Problem to work on:
Drop the images; return everything else in the listing below exactly.

Data for this task:

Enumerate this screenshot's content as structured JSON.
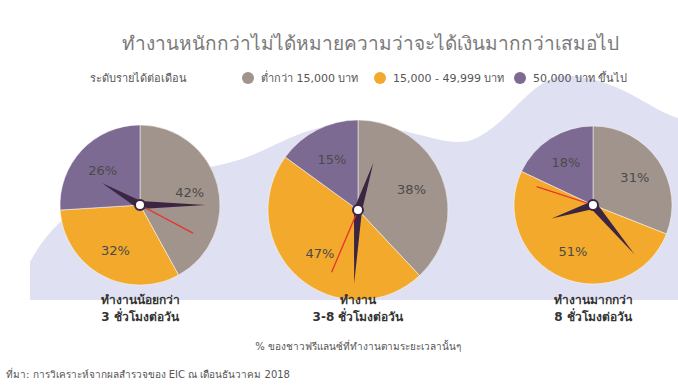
{
  "chart_data": {
    "type": "pie",
    "title": "ทำงานหนักกว่าไม่ได้หมายความว่าจะได้เงินมากกว่าเสมอไป",
    "legend_title": "ระดับรายได้ต่อเดือน",
    "categories": [
      "ต่ำกว่า 15,000 บาท",
      "15,000 - 49,999 บาท",
      "50,000 บาท ขึ้นไป"
    ],
    "colors": [
      "#a0948c",
      "#f2a92c",
      "#7c6a92"
    ],
    "series": [
      {
        "name": "ทำงานน้อยกว่า\n3 ชั่วโมงต่อวัน",
        "values": [
          42,
          32,
          26
        ],
        "value_labels": [
          "42%",
          "32%",
          "26%"
        ]
      },
      {
        "name": "ทำงาน\n3-8 ชั่วโมงต่อวัน",
        "values": [
          38,
          47,
          15
        ],
        "value_labels": [
          "38%",
          "47%",
          "15%"
        ]
      },
      {
        "name": "ทำงานมากกว่า\n8 ชั่วโมงต่อวัน",
        "values": [
          31,
          51,
          18
        ],
        "value_labels": [
          "31%",
          "51%",
          "18%"
        ]
      }
    ],
    "data_labels": true,
    "annotation": "% ของชาวฟรีแลนซ์ที่ทำงานตามระยะเวลานั้นๆ",
    "source": "ที่มา: การวิเคราะห์จากผลสำรวจของ EIC ณ เดือนธันวาคม 2018"
  }
}
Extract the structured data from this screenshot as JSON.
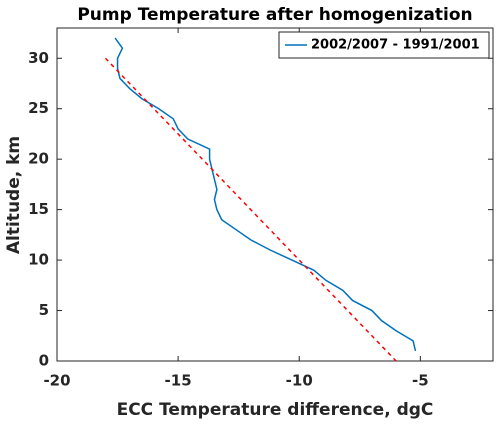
{
  "chart_data": {
    "type": "line",
    "title": "Pump Temperature after homogenization",
    "xlabel": "ECC Temperature difference, dgC",
    "ylabel": "Altitude, km",
    "xlim": [
      -20,
      -2
    ],
    "xticks": [
      -20,
      -15,
      -10,
      -5
    ],
    "ylim": [
      0,
      33
    ],
    "yticks": [
      0,
      5,
      10,
      15,
      20,
      25,
      30
    ],
    "grid": false,
    "legend": "upper right",
    "series": [
      {
        "name": "2002/2007 - 1991/2001",
        "color": "#0072bd",
        "x": [
          -5.2,
          -5.3,
          -6,
          -6.6,
          -7,
          -7.8,
          -8.2,
          -8.9,
          -9.4,
          -10.3,
          -11.2,
          -12,
          -12.6,
          -13.2,
          -13.4,
          -13.5,
          -13.4,
          -13.5,
          -13.6,
          -13.7,
          -13.7,
          -14.6,
          -15,
          -15.2,
          -15.8,
          -16.5,
          -17,
          -17.4,
          -17.5,
          -17.5,
          -17.3,
          -17.6
        ],
        "y": [
          1,
          2,
          3,
          4,
          5,
          6,
          7,
          8,
          9,
          10,
          11,
          12,
          13,
          14,
          15,
          16,
          17,
          18,
          19,
          20,
          21,
          22,
          23,
          24,
          25,
          26,
          27,
          28,
          29,
          30,
          31,
          32
        ]
      },
      {
        "color": "#ff0000",
        "dashed": true,
        "x": [
          -18,
          -6
        ],
        "y": [
          30,
          0
        ]
      }
    ]
  }
}
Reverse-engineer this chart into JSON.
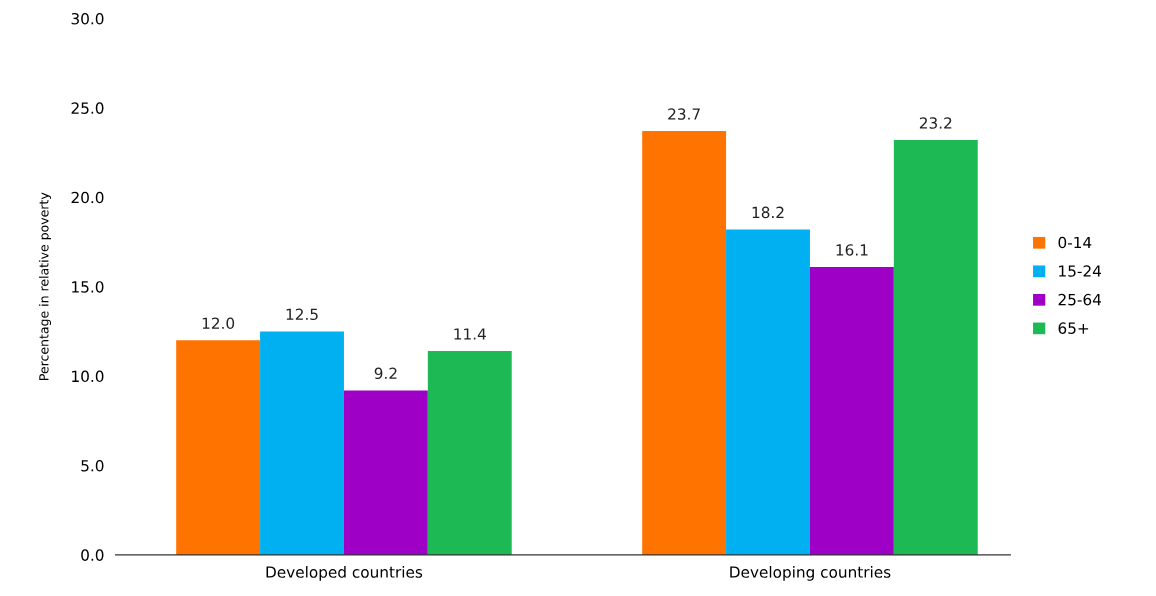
{
  "chart_data": {
    "type": "bar",
    "ylabel": "Percentage in relative poverty",
    "categories": [
      "Developed countries",
      "Developing countries"
    ],
    "series": [
      {
        "name": "0-14",
        "color": "#ff7300",
        "values": [
          12.0,
          23.7
        ],
        "value_labels": [
          "12.0",
          "23.7"
        ]
      },
      {
        "name": "15-24",
        "color": "#00b0f0",
        "values": [
          12.5,
          18.2
        ],
        "value_labels": [
          "12.5",
          "18.2"
        ]
      },
      {
        "name": "25-64",
        "color": "#9e00c5",
        "values": [
          9.2,
          16.1
        ],
        "value_labels": [
          "9.2",
          "16.1"
        ]
      },
      {
        "name": "65+",
        "color": "#1db954",
        "values": [
          11.4,
          23.2
        ],
        "value_labels": [
          "11.4",
          "23.2"
        ]
      }
    ],
    "ylim": [
      0,
      30
    ],
    "yticks": [
      {
        "value": 0,
        "label": "0.0"
      },
      {
        "value": 5,
        "label": "5.0"
      },
      {
        "value": 10,
        "label": "10.0"
      },
      {
        "value": 15,
        "label": "15.0"
      },
      {
        "value": 20,
        "label": "20.0"
      },
      {
        "value": 25,
        "label": "25.0"
      },
      {
        "value": 30,
        "label": "30.0"
      }
    ],
    "grid": false,
    "legend": "right"
  }
}
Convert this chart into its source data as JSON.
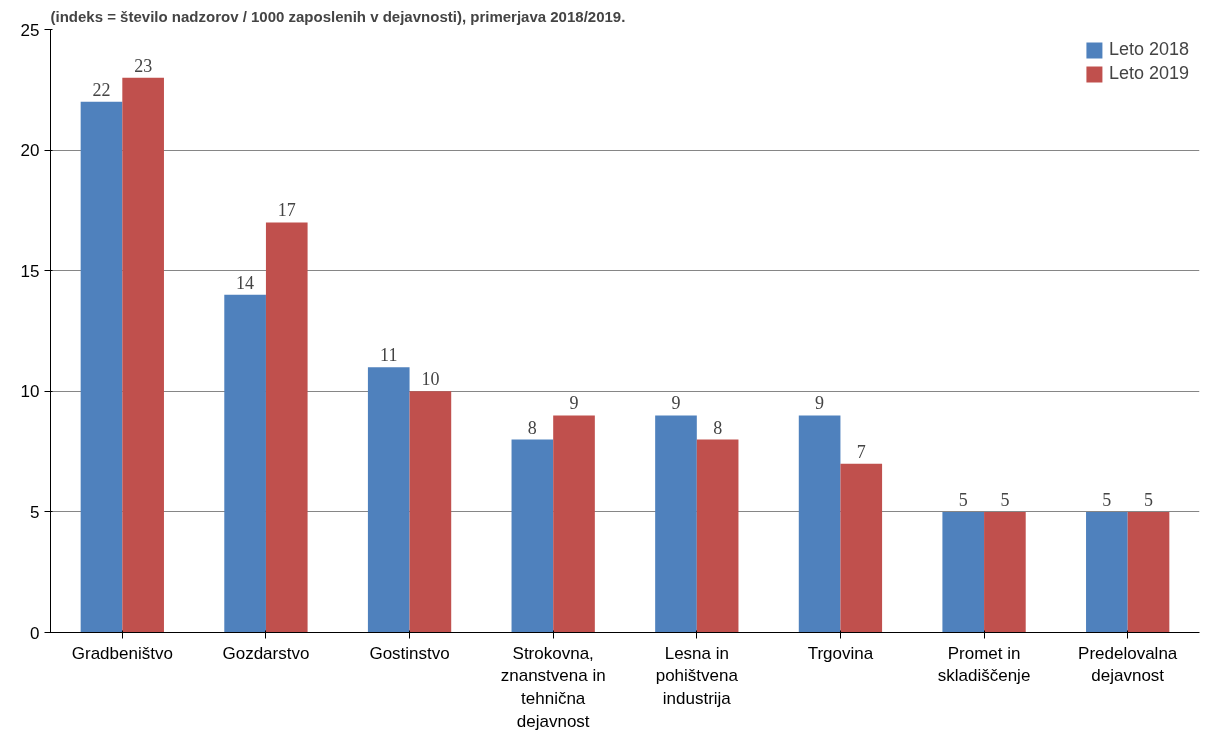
{
  "chart_data": {
    "type": "bar",
    "title": "(indeks = število nadzorov / 1000 zaposlenih v dejavnosti), primerjava 2018/2019.",
    "categories": [
      "Gradbeništvo",
      "Gozdarstvo",
      "Gostinstvo",
      "Strokovna,\nznanstvena in\ntehnična\ndejavnost",
      "Lesna in\npohištvena\nindustrija",
      "Trgovina",
      "Promet in\nskladiščenje",
      "Predelovalna\ndejavnost"
    ],
    "series": [
      {
        "name": "Leto 2018",
        "color": "#4f81bd",
        "values": [
          22,
          14,
          11,
          8,
          9,
          9,
          5,
          5
        ]
      },
      {
        "name": "Leto 2019",
        "color": "#c0504d",
        "values": [
          23,
          17,
          10,
          9,
          8,
          7,
          5,
          5
        ]
      }
    ],
    "ylim": [
      0,
      25
    ],
    "yticks": [
      0,
      5,
      10,
      15,
      20,
      25
    ],
    "grid": "y",
    "legend": "top right",
    "data_labels": true
  }
}
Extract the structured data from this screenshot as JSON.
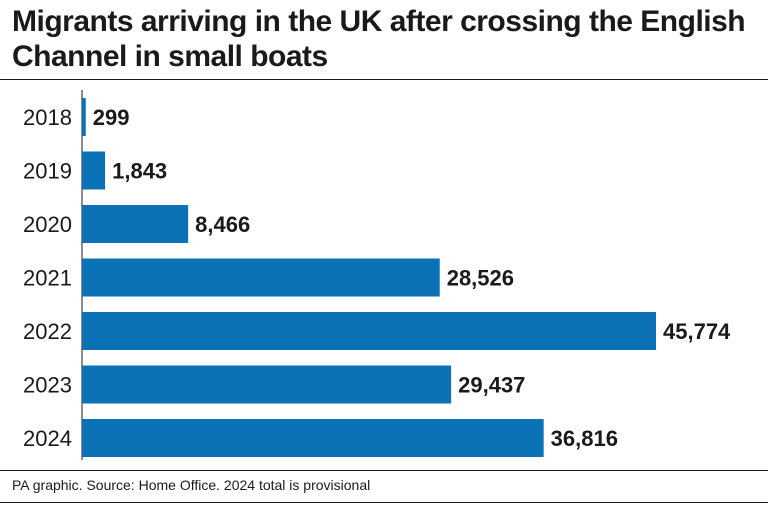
{
  "chart_data": {
    "type": "bar",
    "orientation": "horizontal",
    "title": "Migrants arriving in the UK after crossing the English Channel in small boats",
    "categories": [
      "2018",
      "2019",
      "2020",
      "2021",
      "2022",
      "2023",
      "2024"
    ],
    "values": [
      299,
      1843,
      8466,
      28526,
      45774,
      29437,
      36816
    ],
    "value_labels": [
      "299",
      "1,843",
      "8,466",
      "28,526",
      "45,774",
      "29,437",
      "36,816"
    ],
    "xlabel": "",
    "ylabel": "",
    "grid": false,
    "legend": "none",
    "bar_color": "#0a72b5"
  },
  "footer": {
    "source": "PA graphic. Source: Home Office. 2024 total is provisional"
  }
}
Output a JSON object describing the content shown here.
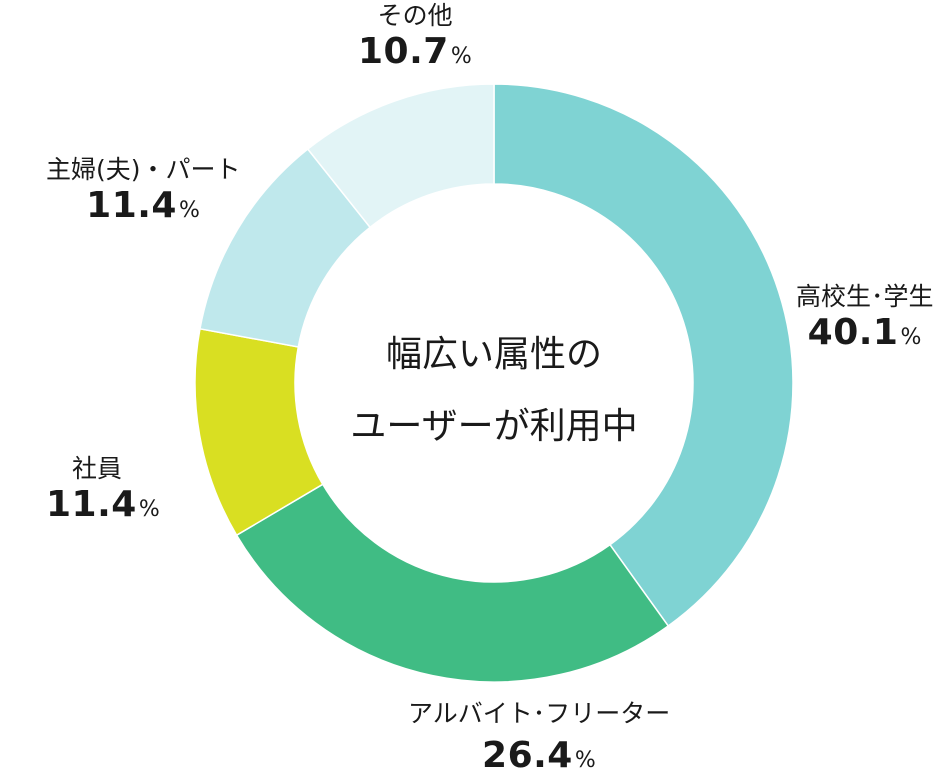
{
  "chart_data": {
    "type": "pie",
    "donut": true,
    "center_text": [
      "幅広い属性の",
      "ユーザーが利用中"
    ],
    "unit": "%",
    "slices": [
      {
        "label": "高校生･学生",
        "value": 40.1,
        "color": "#7fd3d3"
      },
      {
        "label": "アルバイト･フリーター",
        "value": 26.4,
        "color": "#40bc84"
      },
      {
        "label": "社員",
        "value": 11.4,
        "color": "#d9df22"
      },
      {
        "label": "主婦(夫)・パート",
        "value": 11.4,
        "color": "#bfe8ec"
      },
      {
        "label": "その他",
        "value": 10.7,
        "color": "#e2f4f6"
      }
    ]
  }
}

Output:
Enumerate this screenshot's content as structured JSON.
{
  "chart_data": {
    "type": "pie",
    "title": "ทำงานหนักกว่าไม่ได้หมายความว่าจะได้เงินมากกว่าเสมอไป",
    "legend_title": "ระดับรายได้ต่อเดือน",
    "categories": [
      "ต่ำกว่า 15,000 บาท",
      "15,000 - 49,999 บาท",
      "50,000 บาท ขึ้นไป"
    ],
    "colors": [
      "#a0948c",
      "#f2a92c",
      "#7c6a92"
    ],
    "series": [
      {
        "name": "ทำงานน้อยกว่า\n3 ชั่วโมงต่อวัน",
        "values": [
          42,
          32,
          26
        ],
        "value_labels": [
          "42%",
          "32%",
          "26%"
        ]
      },
      {
        "name": "ทำงาน\n3-8 ชั่วโมงต่อวัน",
        "values": [
          38,
          47,
          15
        ],
        "value_labels": [
          "38%",
          "47%",
          "15%"
        ]
      },
      {
        "name": "ทำงานมากกว่า\n8 ชั่วโมงต่อวัน",
        "values": [
          31,
          51,
          18
        ],
        "value_labels": [
          "31%",
          "51%",
          "18%"
        ]
      }
    ],
    "data_labels": true,
    "annotation": "% ของชาวฟรีแลนซ์ที่ทำงานตามระยะเวลานั้นๆ",
    "source": "ที่มา: การวิเคราะห์จากผลสำรวจของ EIC ณ เดือนธันวาคม 2018"
  }
}
Extract the structured data from this screenshot as JSON.
{
  "chart_data": {
    "type": "line",
    "title": "Pump Temperature after homogenization",
    "xlabel": "ECC Temperature difference, dgC",
    "ylabel": "Altitude, km",
    "xlim": [
      -20,
      -2
    ],
    "xticks": [
      -20,
      -15,
      -10,
      -5
    ],
    "ylim": [
      0,
      33
    ],
    "yticks": [
      0,
      5,
      10,
      15,
      20,
      25,
      30
    ],
    "grid": false,
    "legend": "upper right",
    "series": [
      {
        "name": "2002/2007 - 1991/2001",
        "color": "#0072bd",
        "x": [
          -5.2,
          -5.3,
          -6,
          -6.6,
          -7,
          -7.8,
          -8.2,
          -8.9,
          -9.4,
          -10.3,
          -11.2,
          -12,
          -12.6,
          -13.2,
          -13.4,
          -13.5,
          -13.4,
          -13.5,
          -13.6,
          -13.7,
          -13.7,
          -14.6,
          -15,
          -15.2,
          -15.8,
          -16.5,
          -17,
          -17.4,
          -17.5,
          -17.5,
          -17.3,
          -17.6
        ],
        "y": [
          1,
          2,
          3,
          4,
          5,
          6,
          7,
          8,
          9,
          10,
          11,
          12,
          13,
          14,
          15,
          16,
          17,
          18,
          19,
          20,
          21,
          22,
          23,
          24,
          25,
          26,
          27,
          28,
          29,
          30,
          31,
          32
        ]
      },
      {
        "color": "#ff0000",
        "dashed": true,
        "x": [
          -18,
          -6
        ],
        "y": [
          30,
          0
        ]
      }
    ]
  }
}
Reverse-engineer this chart into JSON.
{
  "chart_data": {
    "type": "bar",
    "ylabel": "Percentage in relative poverty",
    "categories": [
      "Developed countries",
      "Developing countries"
    ],
    "series": [
      {
        "name": "0-14",
        "color": "#ff7300",
        "values": [
          12.0,
          23.7
        ],
        "value_labels": [
          "12.0",
          "23.7"
        ]
      },
      {
        "name": "15-24",
        "color": "#00b0f0",
        "values": [
          12.5,
          18.2
        ],
        "value_labels": [
          "12.5",
          "18.2"
        ]
      },
      {
        "name": "25-64",
        "color": "#9e00c5",
        "values": [
          9.2,
          16.1
        ],
        "value_labels": [
          "9.2",
          "16.1"
        ]
      },
      {
        "name": "65+",
        "color": "#1db954",
        "values": [
          11.4,
          23.2
        ],
        "value_labels": [
          "11.4",
          "23.2"
        ]
      }
    ],
    "ylim": [
      0,
      30
    ],
    "yticks": [
      {
        "value": 0,
        "label": "0.0"
      },
      {
        "value": 5,
        "label": "5.0"
      },
      {
        "value": 10,
        "label": "10.0"
      },
      {
        "value": 15,
        "label": "15.0"
      },
      {
        "value": 20,
        "label": "20.0"
      },
      {
        "value": 25,
        "label": "25.0"
      },
      {
        "value": 30,
        "label": "30.0"
      }
    ],
    "grid": false,
    "legend": "right"
  }
}
Convert this chart into its source data as JSON.
{
  "chart_data": {
    "type": "bar",
    "title": "(indeks = število nadzorov / 1000 zaposlenih v dejavnosti), primerjava 2018/2019.",
    "categories": [
      "Gradbeništvo",
      "Gozdarstvo",
      "Gostinstvo",
      "Strokovna,\nznanstvena in\ntehnična\ndejavnost",
      "Lesna in\npohištvena\nindustrija",
      "Trgovina",
      "Promet in\nskladiščenje",
      "Predelovalna\ndejavnost"
    ],
    "series": [
      {
        "name": "Leto 2018",
        "color": "#4f81bd",
        "values": [
          22,
          14,
          11,
          8,
          9,
          9,
          5,
          5
        ]
      },
      {
        "name": "Leto 2019",
        "color": "#c0504d",
        "values": [
          23,
          17,
          10,
          9,
          8,
          7,
          5,
          5
        ]
      }
    ],
    "ylim": [
      0,
      25
    ],
    "yticks": [
      0,
      5,
      10,
      15,
      20,
      25
    ],
    "grid": "y",
    "legend": "top right",
    "data_labels": true
  }
}
Extract the structured data from this screenshot as JSON.
{
  "chart_data": {
    "type": "bar",
    "orientation": "horizontal",
    "title": "Migrants arriving in the UK after crossing the English Channel in small boats",
    "categories": [
      "2018",
      "2019",
      "2020",
      "2021",
      "2022",
      "2023",
      "2024"
    ],
    "values": [
      299,
      1843,
      8466,
      28526,
      45774,
      29437,
      36816
    ],
    "value_labels": [
      "299",
      "1,843",
      "8,466",
      "28,526",
      "45,774",
      "29,437",
      "36,816"
    ],
    "xlabel": "",
    "ylabel": "",
    "grid": false,
    "legend": "none",
    "bar_color": "#0a72b5"
  },
  "footer": {
    "source": "PA graphic. Source: Home Office. 2024 total is provisional"
  }
}
Output a JSON object describing the content shown here.
{
  "chart_data": {
    "type": "pie",
    "donut": true,
    "center_text": [
      "幅広い属性の",
      "ユーザーが利用中"
    ],
    "unit": "%",
    "slices": [
      {
        "label": "高校生･学生",
        "value": 40.1,
        "color": "#7fd3d3"
      },
      {
        "label": "アルバイト･フリーター",
        "value": 26.4,
        "color": "#40bc84"
      },
      {
        "label": "社員",
        "value": 11.4,
        "color": "#d9df22"
      },
      {
        "label": "主婦(夫)・パート",
        "value": 11.4,
        "color": "#bfe8ec"
      },
      {
        "label": "その他",
        "value": 10.7,
        "color": "#e2f4f6"
      }
    ]
  }
}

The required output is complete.